About this task = Find all the lines in the material below with the word "from", and copy them.

Data extracts =
▬▬▬▬▬▬▬▬▬▬

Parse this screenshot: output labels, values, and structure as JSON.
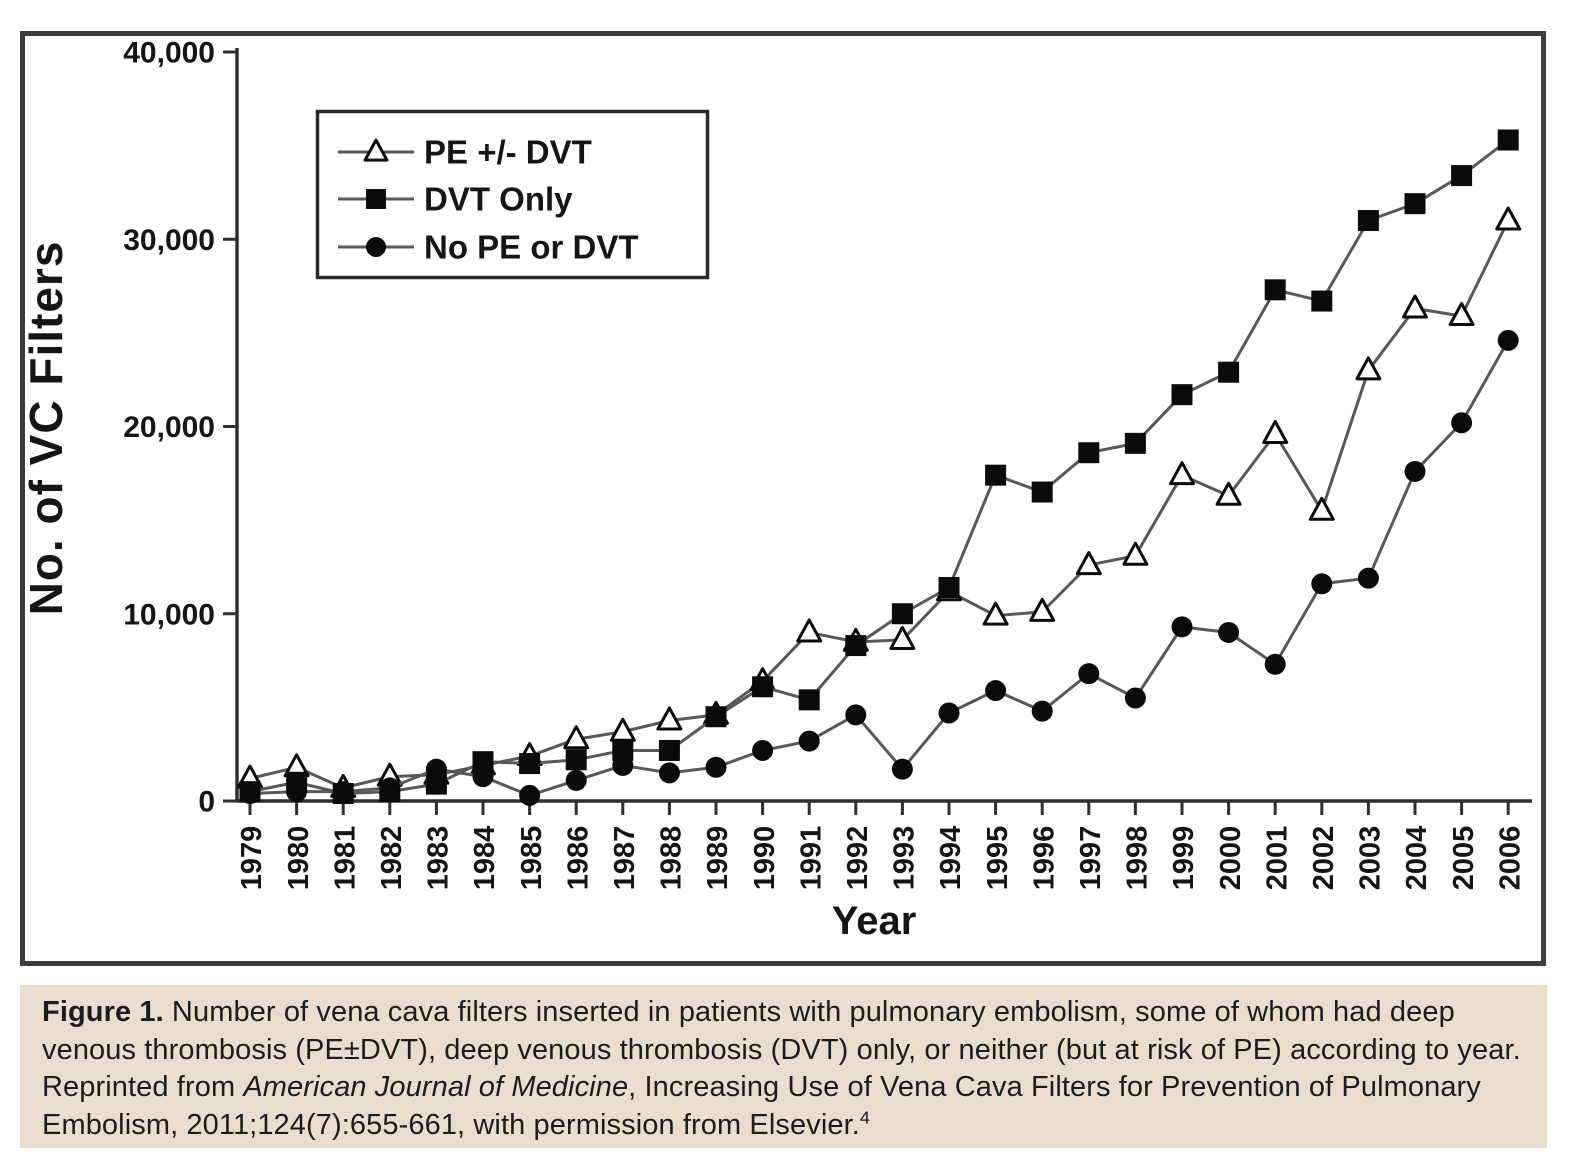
{
  "figure": {
    "panel": {
      "border_color": "#3d3d3d",
      "background": "#ffffff"
    },
    "y_axis": {
      "title": "No. of VC Filters",
      "ticks": [
        {
          "value": 0,
          "label": "0"
        },
        {
          "value": 10000,
          "label": "10,000"
        },
        {
          "value": 20000,
          "label": "20,000"
        },
        {
          "value": 30000,
          "label": "30,000"
        },
        {
          "value": 40000,
          "label": "40,000"
        }
      ]
    },
    "x_axis": {
      "title": "Year"
    },
    "legend": {
      "items": [
        {
          "label": "PE +/- DVT",
          "marker": "triangle-open"
        },
        {
          "label": "DVT Only",
          "marker": "square-filled"
        },
        {
          "label": "No PE or DVT",
          "marker": "circle-filled"
        }
      ],
      "position": "upper-left"
    },
    "colors": {
      "line": "#585858",
      "marker": "#0b0b0b",
      "axis": "#2f2f2f",
      "text": "#151515",
      "caption_background": "#e9ddd0"
    }
  },
  "chart_data": {
    "type": "line",
    "title": "",
    "xlabel": "Year",
    "ylabel": "No. of VC Filters",
    "ylim": [
      0,
      40000
    ],
    "grid": false,
    "legend_position": "upper-left",
    "x": [
      1979,
      1980,
      1981,
      1982,
      1983,
      1984,
      1985,
      1986,
      1987,
      1988,
      1989,
      1990,
      1991,
      1992,
      1993,
      1994,
      1995,
      1996,
      1997,
      1998,
      1999,
      2000,
      2001,
      2002,
      2003,
      2004,
      2005,
      2006
    ],
    "series": [
      {
        "name": "PE +/- DVT",
        "marker": "triangle-open",
        "values": [
          1200,
          1800,
          700,
          1300,
          1400,
          1900,
          2400,
          3300,
          3700,
          4300,
          4600,
          6400,
          9000,
          8500,
          8600,
          11200,
          9900,
          10100,
          12600,
          13100,
          17400,
          16300,
          19600,
          15500,
          23000,
          26300,
          25900,
          31000
        ]
      },
      {
        "name": "DVT Only",
        "marker": "square-filled",
        "values": [
          500,
          1000,
          400,
          500,
          900,
          2100,
          2000,
          2200,
          2700,
          2700,
          4500,
          6100,
          5400,
          8300,
          10000,
          11400,
          17400,
          16500,
          18600,
          19100,
          21700,
          22900,
          27300,
          26700,
          31000,
          31900,
          33400,
          35300
        ]
      },
      {
        "name": "No PE or DVT",
        "marker": "circle-filled",
        "values": [
          400,
          500,
          500,
          700,
          1700,
          1300,
          300,
          1100,
          1900,
          1500,
          1800,
          2700,
          3200,
          4600,
          1700,
          4700,
          5900,
          4800,
          6800,
          5500,
          9300,
          9000,
          7300,
          11600,
          11900,
          17600,
          20200,
          24600
        ]
      }
    ]
  },
  "caption": {
    "lines": [
      [
        {
          "text": "Figure 1.",
          "bold": true
        },
        {
          "text": " Number of vena cava filters inserted in patients with pulmonary embolism, some of whom had deep"
        }
      ],
      [
        {
          "text": "venous thrombosis (PE±DVT), deep venous thrombosis (DVT) only, or neither (but at risk of PE) according to year."
        }
      ],
      [
        {
          "text": "Reprinted from "
        },
        {
          "text": "American Journal of Medicine",
          "italic": true
        },
        {
          "text": ", Increasing Use of Vena Cava Filters for Prevention of Pulmonary"
        }
      ],
      [
        {
          "text": "Embolism, 2011;124(7):655-661, with permission from Elsevier."
        },
        {
          "text": "4",
          "sup": true
        }
      ]
    ]
  }
}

▬▬▬▬▬▬▬▬▬▬

Solution =
          "text": "Reprinted from "
          "text": "Embolism, 2011;124(7):655-661, with permission from Elsevier."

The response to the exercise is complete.